__A run of records__.
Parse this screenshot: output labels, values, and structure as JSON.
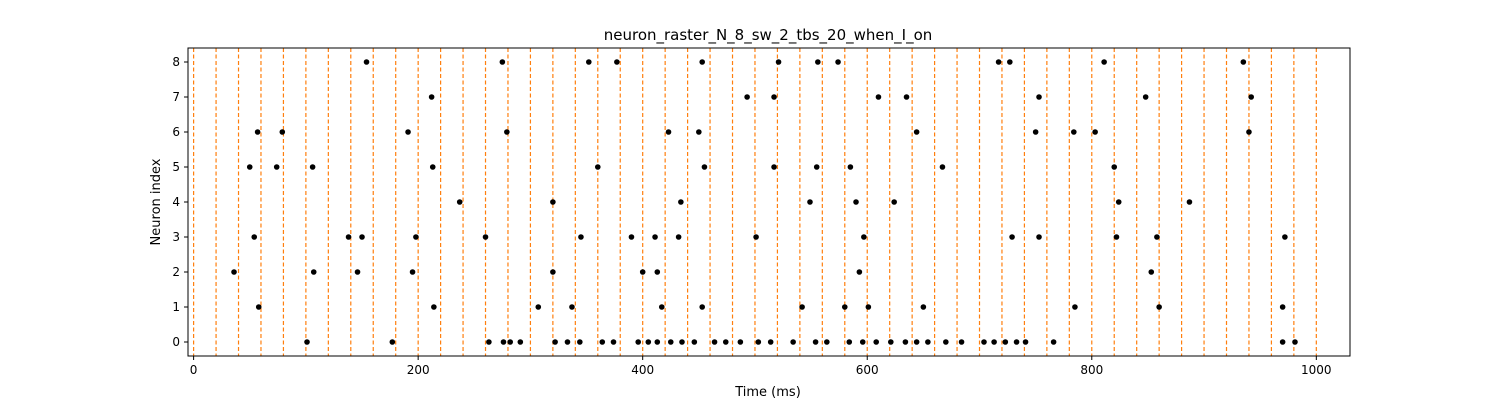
{
  "chart_data": {
    "type": "scatter",
    "title": "neuron_raster_N_8_sw_2_tbs_20_when_I_on",
    "xlabel": "Time (ms)",
    "ylabel": "Neuron index",
    "xlim": [
      -5,
      1030
    ],
    "ylim": [
      -0.4,
      8.4
    ],
    "xticks": [
      0,
      200,
      400,
      600,
      800,
      1000
    ],
    "yticks": [
      0,
      1,
      2,
      3,
      4,
      5,
      6,
      7,
      8
    ],
    "stimulus_times": [
      0,
      20,
      40,
      60,
      80,
      100,
      120,
      140,
      160,
      180,
      200,
      220,
      240,
      260,
      280,
      300,
      320,
      340,
      360,
      380,
      400,
      420,
      440,
      460,
      480,
      500,
      520,
      540,
      560,
      580,
      600,
      620,
      640,
      660,
      680,
      700,
      720,
      740,
      760,
      780,
      800,
      820,
      840,
      860,
      880,
      900,
      920,
      940,
      960,
      980,
      1000
    ],
    "stimulus_color": "#ff7f0e",
    "spike_color": "#000000",
    "spikes": [
      {
        "neuron": 0,
        "times": [
          101,
          177,
          263,
          276,
          282,
          291,
          322,
          333,
          344,
          364,
          374,
          396,
          405,
          413,
          425,
          435,
          446,
          464,
          474,
          487,
          503,
          514,
          534,
          554,
          564,
          584,
          596,
          608,
          621,
          634,
          644,
          654,
          670,
          684,
          704,
          713,
          723,
          733,
          741,
          766,
          970,
          981
        ]
      },
      {
        "neuron": 1,
        "times": [
          58,
          214,
          307,
          337,
          417,
          453,
          542,
          580,
          601,
          650,
          785,
          860,
          970
        ]
      },
      {
        "neuron": 2,
        "times": [
          36,
          107,
          146,
          195,
          320,
          400,
          413,
          593,
          853
        ]
      },
      {
        "neuron": 3,
        "times": [
          54,
          138,
          150,
          198,
          260,
          345,
          390,
          411,
          432,
          501,
          597,
          729,
          753,
          822,
          858,
          972
        ]
      },
      {
        "neuron": 4,
        "times": [
          237,
          320,
          434,
          549,
          590,
          624,
          824,
          887
        ]
      },
      {
        "neuron": 5,
        "times": [
          50,
          74,
          106,
          213,
          360,
          455,
          517,
          555,
          585,
          667,
          820
        ]
      },
      {
        "neuron": 6,
        "times": [
          57,
          79,
          191,
          279,
          423,
          450,
          644,
          750,
          784,
          803,
          940
        ]
      },
      {
        "neuron": 7,
        "times": [
          212,
          493,
          517,
          610,
          635,
          753,
          848,
          942
        ]
      },
      {
        "neuron": 8,
        "times": [
          154,
          275,
          352,
          377,
          453,
          521,
          556,
          574,
          717,
          727,
          811,
          935
        ]
      }
    ]
  }
}
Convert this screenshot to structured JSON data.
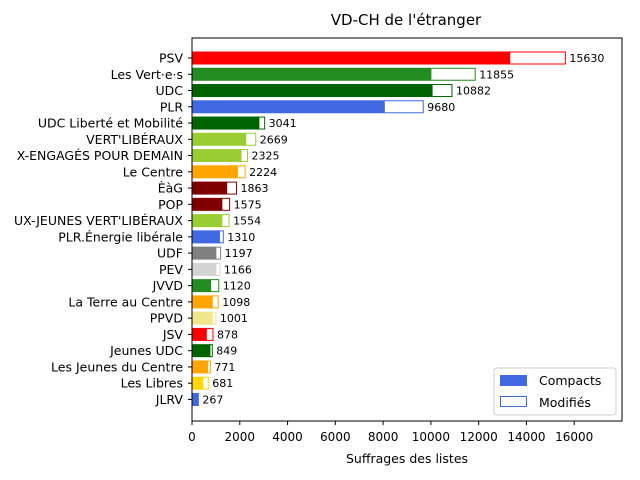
{
  "chart_data": {
    "type": "bar",
    "orientation": "horizontal",
    "stacked": true,
    "title": "VD-CH de l'étranger",
    "xlabel": "Suffrages des listes",
    "ylabel": "",
    "xlim": [
      0,
      18000
    ],
    "xticks": [
      0,
      2000,
      4000,
      6000,
      8000,
      10000,
      12000,
      14000,
      16000
    ],
    "grid": false,
    "legend_position": "lower-right",
    "legend": [
      {
        "name": "Compacts",
        "style": "filled",
        "color": "#4169e1"
      },
      {
        "name": "Modifiés",
        "style": "outline",
        "color": "#4169e1"
      }
    ],
    "categories": [
      {
        "label": "PSV",
        "compact": 13300,
        "modified": 2330,
        "total": 15630,
        "color": "#ff0000"
      },
      {
        "label": "Les Vert·e·s",
        "compact": 10000,
        "modified": 1855,
        "total": 11855,
        "color": "#228b22"
      },
      {
        "label": "UDC",
        "compact": 10050,
        "modified": 832,
        "total": 10882,
        "color": "#006400"
      },
      {
        "label": "PLR",
        "compact": 8050,
        "modified": 1630,
        "total": 9680,
        "color": "#4169e1"
      },
      {
        "label": "UDC Liberté et Mobilité",
        "compact": 2800,
        "modified": 241,
        "total": 3041,
        "color": "#006400"
      },
      {
        "label": "VERT'LIBÉRAUX",
        "compact": 2250,
        "modified": 419,
        "total": 2669,
        "color": "#9acd32"
      },
      {
        "label": "X-ENGAGÉS POUR DEMAIN",
        "compact": 2050,
        "modified": 275,
        "total": 2325,
        "color": "#9acd32"
      },
      {
        "label": "Le Centre",
        "compact": 1900,
        "modified": 324,
        "total": 2224,
        "color": "#ffa500"
      },
      {
        "label": "ÈàG",
        "compact": 1450,
        "modified": 413,
        "total": 1863,
        "color": "#800000"
      },
      {
        "label": "POP",
        "compact": 1250,
        "modified": 325,
        "total": 1575,
        "color": "#800000"
      },
      {
        "label": "UX-JEUNES VERT'LIBÉRAUX",
        "compact": 1250,
        "modified": 304,
        "total": 1554,
        "color": "#9acd32"
      },
      {
        "label": "PLR.Énergie libérale",
        "compact": 1150,
        "modified": 160,
        "total": 1310,
        "color": "#4169e1"
      },
      {
        "label": "UDF",
        "compact": 1000,
        "modified": 197,
        "total": 1197,
        "color": "#808080"
      },
      {
        "label": "PEV",
        "compact": 1000,
        "modified": 166,
        "total": 1166,
        "color": "#d3d3d3"
      },
      {
        "label": "JVVD",
        "compact": 780,
        "modified": 340,
        "total": 1120,
        "color": "#228b22"
      },
      {
        "label": "La Terre au Centre",
        "compact": 850,
        "modified": 248,
        "total": 1098,
        "color": "#ffa500"
      },
      {
        "label": "PPVD",
        "compact": 850,
        "modified": 151,
        "total": 1001,
        "color": "#f0e68c"
      },
      {
        "label": "JSV",
        "compact": 600,
        "modified": 278,
        "total": 878,
        "color": "#ff0000"
      },
      {
        "label": "Jeunes UDC",
        "compact": 750,
        "modified": 99,
        "total": 849,
        "color": "#006400"
      },
      {
        "label": "Les Jeunes du Centre",
        "compact": 650,
        "modified": 121,
        "total": 771,
        "color": "#ffa500"
      },
      {
        "label": "Les Libres",
        "compact": 450,
        "modified": 231,
        "total": 681,
        "color": "#ffd700"
      },
      {
        "label": "JLRV",
        "compact": 250,
        "modified": 17,
        "total": 267,
        "color": "#4169e1"
      }
    ]
  }
}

__SET PROBLEM__. Copy the records above exactly. The pictures are not part of the copy.

__REPLY TO THE EXERCISE__.
Parse this screenshot: output labels, values, and structure as JSON.
{
  "chart_data": {
    "type": "scatter",
    "title": "neuron_raster_N_8_sw_2_tbs_20_when_I_on",
    "xlabel": "Time (ms)",
    "ylabel": "Neuron index",
    "xlim": [
      -5,
      1030
    ],
    "ylim": [
      -0.4,
      8.4
    ],
    "xticks": [
      0,
      200,
      400,
      600,
      800,
      1000
    ],
    "yticks": [
      0,
      1,
      2,
      3,
      4,
      5,
      6,
      7,
      8
    ],
    "stimulus_times": [
      0,
      20,
      40,
      60,
      80,
      100,
      120,
      140,
      160,
      180,
      200,
      220,
      240,
      260,
      280,
      300,
      320,
      340,
      360,
      380,
      400,
      420,
      440,
      460,
      480,
      500,
      520,
      540,
      560,
      580,
      600,
      620,
      640,
      660,
      680,
      700,
      720,
      740,
      760,
      780,
      800,
      820,
      840,
      860,
      880,
      900,
      920,
      940,
      960,
      980,
      1000
    ],
    "stimulus_color": "#ff7f0e",
    "spike_color": "#000000",
    "spikes": [
      {
        "neuron": 0,
        "times": [
          101,
          177,
          263,
          276,
          282,
          291,
          322,
          333,
          344,
          364,
          374,
          396,
          405,
          413,
          425,
          435,
          446,
          464,
          474,
          487,
          503,
          514,
          534,
          554,
          564,
          584,
          596,
          608,
          621,
          634,
          644,
          654,
          670,
          684,
          704,
          713,
          723,
          733,
          741,
          766,
          970,
          981
        ]
      },
      {
        "neuron": 1,
        "times": [
          58,
          214,
          307,
          337,
          417,
          453,
          542,
          580,
          601,
          650,
          785,
          860,
          970
        ]
      },
      {
        "neuron": 2,
        "times": [
          36,
          107,
          146,
          195,
          320,
          400,
          413,
          593,
          853
        ]
      },
      {
        "neuron": 3,
        "times": [
          54,
          138,
          150,
          198,
          260,
          345,
          390,
          411,
          432,
          501,
          597,
          729,
          753,
          822,
          858,
          972
        ]
      },
      {
        "neuron": 4,
        "times": [
          237,
          320,
          434,
          549,
          590,
          624,
          824,
          887
        ]
      },
      {
        "neuron": 5,
        "times": [
          50,
          74,
          106,
          213,
          360,
          455,
          517,
          555,
          585,
          667,
          820
        ]
      },
      {
        "neuron": 6,
        "times": [
          57,
          79,
          191,
          279,
          423,
          450,
          644,
          750,
          784,
          803,
          940
        ]
      },
      {
        "neuron": 7,
        "times": [
          212,
          493,
          517,
          610,
          635,
          753,
          848,
          942
        ]
      },
      {
        "neuron": 8,
        "times": [
          154,
          275,
          352,
          377,
          453,
          521,
          556,
          574,
          717,
          727,
          811,
          935
        ]
      }
    ]
  }
}
Convert this screenshot to structured JSON data.
{
  "chart_data": {
    "type": "bar",
    "orientation": "horizontal",
    "stacked": true,
    "title": "VD-CH de l'étranger",
    "xlabel": "Suffrages des listes",
    "ylabel": "",
    "xlim": [
      0,
      18000
    ],
    "xticks": [
      0,
      2000,
      4000,
      6000,
      8000,
      10000,
      12000,
      14000,
      16000
    ],
    "grid": false,
    "legend_position": "lower-right",
    "legend": [
      {
        "name": "Compacts",
        "style": "filled",
        "color": "#4169e1"
      },
      {
        "name": "Modifiés",
        "style": "outline",
        "color": "#4169e1"
      }
    ],
    "categories": [
      {
        "label": "PSV",
        "compact": 13300,
        "modified": 2330,
        "total": 15630,
        "color": "#ff0000"
      },
      {
        "label": "Les Vert·e·s",
        "compact": 10000,
        "modified": 1855,
        "total": 11855,
        "color": "#228b22"
      },
      {
        "label": "UDC",
        "compact": 10050,
        "modified": 832,
        "total": 10882,
        "color": "#006400"
      },
      {
        "label": "PLR",
        "compact": 8050,
        "modified": 1630,
        "total": 9680,
        "color": "#4169e1"
      },
      {
        "label": "UDC Liberté et Mobilité",
        "compact": 2800,
        "modified": 241,
        "total": 3041,
        "color": "#006400"
      },
      {
        "label": "VERT'LIBÉRAUX",
        "compact": 2250,
        "modified": 419,
        "total": 2669,
        "color": "#9acd32"
      },
      {
        "label": "X-ENGAGÉS POUR DEMAIN",
        "compact": 2050,
        "modified": 275,
        "total": 2325,
        "color": "#9acd32"
      },
      {
        "label": "Le Centre",
        "compact": 1900,
        "modified": 324,
        "total": 2224,
        "color": "#ffa500"
      },
      {
        "label": "ÈàG",
        "compact": 1450,
        "modified": 413,
        "total": 1863,
        "color": "#800000"
      },
      {
        "label": "POP",
        "compact": 1250,
        "modified": 325,
        "total": 1575,
        "color": "#800000"
      },
      {
        "label": "UX-JEUNES VERT'LIBÉRAUX",
        "compact": 1250,
        "modified": 304,
        "total": 1554,
        "color": "#9acd32"
      },
      {
        "label": "PLR.Énergie libérale",
        "compact": 1150,
        "modified": 160,
        "total": 1310,
        "color": "#4169e1"
      },
      {
        "label": "UDF",
        "compact": 1000,
        "modified": 197,
        "total": 1197,
        "color": "#808080"
      },
      {
        "label": "PEV",
        "compact": 1000,
        "modified": 166,
        "total": 1166,
        "color": "#d3d3d3"
      },
      {
        "label": "JVVD",
        "compact": 780,
        "modified": 340,
        "total": 1120,
        "color": "#228b22"
      },
      {
        "label": "La Terre au Centre",
        "compact": 850,
        "modified": 248,
        "total": 1098,
        "color": "#ffa500"
      },
      {
        "label": "PPVD",
        "compact": 850,
        "modified": 151,
        "total": 1001,
        "color": "#f0e68c"
      },
      {
        "label": "JSV",
        "compact": 600,
        "modified": 278,
        "total": 878,
        "color": "#ff0000"
      },
      {
        "label": "Jeunes UDC",
        "compact": 750,
        "modified": 99,
        "total": 849,
        "color": "#006400"
      },
      {
        "label": "Les Jeunes du Centre",
        "compact": 650,
        "modified": 121,
        "total": 771,
        "color": "#ffa500"
      },
      {
        "label": "Les Libres",
        "compact": 450,
        "modified": 231,
        "total": 681,
        "color": "#ffd700"
      },
      {
        "label": "JLRV",
        "compact": 250,
        "modified": 17,
        "total": 267,
        "color": "#4169e1"
      }
    ]
  }
}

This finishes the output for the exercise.